### TASK BRIEF
Repeat the records word for word, excluding any picture.

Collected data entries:
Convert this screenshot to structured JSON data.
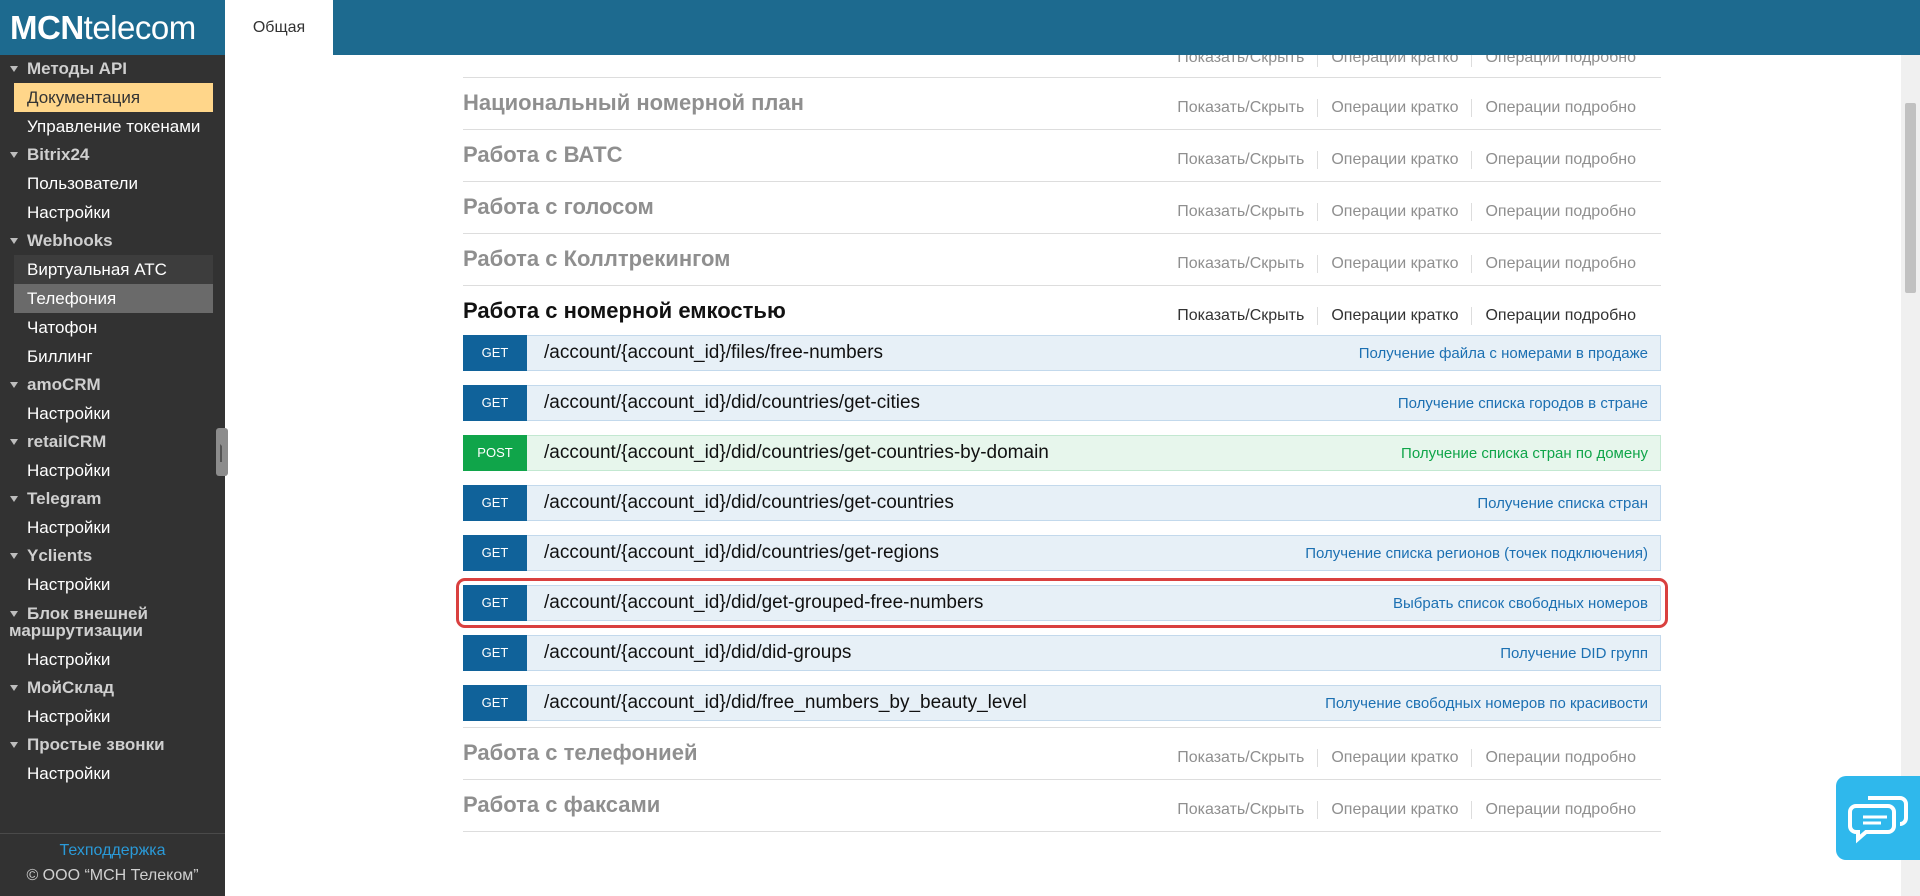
{
  "logo": {
    "part1": "MCN",
    "part2": "telecom"
  },
  "topbar": {
    "tab_general": "Общая"
  },
  "sidebar": {
    "groups": [
      {
        "title": "Методы API",
        "items": [
          "Документация",
          "Управление токенами"
        ]
      },
      {
        "title": "Bitrix24",
        "items": [
          "Пользователи",
          "Настройки"
        ]
      },
      {
        "title": "Webhooks",
        "items": [
          "Виртуальная АТС",
          "Телефония",
          "Чатофон",
          "Биллинг"
        ]
      },
      {
        "title": "amoCRM",
        "items": [
          "Настройки"
        ]
      },
      {
        "title": "retailCRM",
        "items": [
          "Настройки"
        ]
      },
      {
        "title": "Telegram",
        "items": [
          "Настройки"
        ]
      },
      {
        "title": "Yclients",
        "items": [
          "Настройки"
        ]
      },
      {
        "title_line1": "Блок внешней",
        "title_line2": "маршрутизации",
        "items": [
          "Настройки"
        ]
      },
      {
        "title": "МойСклад",
        "items": [
          "Настройки"
        ]
      },
      {
        "title": "Простые звонки",
        "items": [
          "Настройки"
        ]
      }
    ],
    "support": "Техподдержка",
    "copyright": "© ООО “МСН Телеком”"
  },
  "ops": {
    "show_hide": "Показать/Скрыть",
    "brief": "Операции кратко",
    "detailed": "Операции подробно"
  },
  "sections": [
    {
      "title": "Национальный номерной план"
    },
    {
      "title": "Работа с ВАТС"
    },
    {
      "title": "Работа с голосом"
    },
    {
      "title": "Работа с Коллтрекингом"
    },
    {
      "title": "Работа с номерной емкостью"
    },
    {
      "title": "Работа с телефонией"
    },
    {
      "title": "Работа с факсами"
    }
  ],
  "endpoints": [
    {
      "method": "GET",
      "path": "/account/{account_id}/files/free-numbers",
      "desc": "Получение файла с номерами в продаже"
    },
    {
      "method": "GET",
      "path": "/account/{account_id}/did/countries/get-cities",
      "desc": "Получение списка городов в стране"
    },
    {
      "method": "POST",
      "path": "/account/{account_id}/did/countries/get-countries-by-domain",
      "desc": "Получение списка стран по домену"
    },
    {
      "method": "GET",
      "path": "/account/{account_id}/did/countries/get-countries",
      "desc": "Получение списка стран"
    },
    {
      "method": "GET",
      "path": "/account/{account_id}/did/countries/get-regions",
      "desc": "Получение списка регионов (точек подключения)"
    },
    {
      "method": "GET",
      "path": "/account/{account_id}/did/get-grouped-free-numbers",
      "desc": "Выбрать список свободных номеров"
    },
    {
      "method": "GET",
      "path": "/account/{account_id}/did/did-groups",
      "desc": "Получение DID групп"
    },
    {
      "method": "GET",
      "path": "/account/{account_id}/did/free_numbers_by_beauty_level",
      "desc": "Получение свободных номеров по красивости"
    }
  ]
}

### OUTPUT FOR THIS EXERCISE
Convert this screenshot to structured JSON data.
{
  "logo": {
    "part1": "MCN",
    "part2": "telecom"
  },
  "topbar": {
    "tab_general": "Общая"
  },
  "sidebar": {
    "groups": [
      {
        "title": "Методы API",
        "items": [
          "Документация",
          "Управление токенами"
        ]
      },
      {
        "title": "Bitrix24",
        "items": [
          "Пользователи",
          "Настройки"
        ]
      },
      {
        "title": "Webhooks",
        "items": [
          "Виртуальная АТС",
          "Телефония",
          "Чатофон",
          "Биллинг"
        ]
      },
      {
        "title": "amoCRM",
        "items": [
          "Настройки"
        ]
      },
      {
        "title": "retailCRM",
        "items": [
          "Настройки"
        ]
      },
      {
        "title": "Telegram",
        "items": [
          "Настройки"
        ]
      },
      {
        "title": "Yclients",
        "items": [
          "Настройки"
        ]
      },
      {
        "title_line1": "Блок внешней",
        "title_line2": "маршрутизации",
        "items": [
          "Настройки"
        ]
      },
      {
        "title": "МойСклад",
        "items": [
          "Настройки"
        ]
      },
      {
        "title": "Простые звонки",
        "items": [
          "Настройки"
        ]
      }
    ],
    "support": "Техподдержка",
    "copyright": "© ООО “МСН Телеком”"
  },
  "ops": {
    "show_hide": "Показать/Скрыть",
    "brief": "Операции кратко",
    "detailed": "Операции подробно"
  },
  "sections": [
    {
      "title": "Национальный номерной план"
    },
    {
      "title": "Работа с ВАТС"
    },
    {
      "title": "Работа с голосом"
    },
    {
      "title": "Работа с Коллтрекингом"
    },
    {
      "title": "Работа с номерной емкостью"
    },
    {
      "title": "Работа с телефонией"
    },
    {
      "title": "Работа с факсами"
    }
  ],
  "endpoints": [
    {
      "method": "GET",
      "path": "/account/{account_id}/files/free-numbers",
      "desc": "Получение файла с номерами в продаже"
    },
    {
      "method": "GET",
      "path": "/account/{account_id}/did/countries/get-cities",
      "desc": "Получение списка городов в стране"
    },
    {
      "method": "POST",
      "path": "/account/{account_id}/did/countries/get-countries-by-domain",
      "desc": "Получение списка стран по домену"
    },
    {
      "method": "GET",
      "path": "/account/{account_id}/did/countries/get-countries",
      "desc": "Получение списка стран"
    },
    {
      "method": "GET",
      "path": "/account/{account_id}/did/countries/get-regions",
      "desc": "Получение списка регионов (точек подключения)"
    },
    {
      "method": "GET",
      "path": "/account/{account_id}/did/get-grouped-free-numbers",
      "desc": "Выбрать список свободных номеров"
    },
    {
      "method": "GET",
      "path": "/account/{account_id}/did/did-groups",
      "desc": "Получение DID групп"
    },
    {
      "method": "GET",
      "path": "/account/{account_id}/did/free_numbers_by_beauty_level",
      "desc": "Получение свободных номеров по красивости"
    }
  ]
}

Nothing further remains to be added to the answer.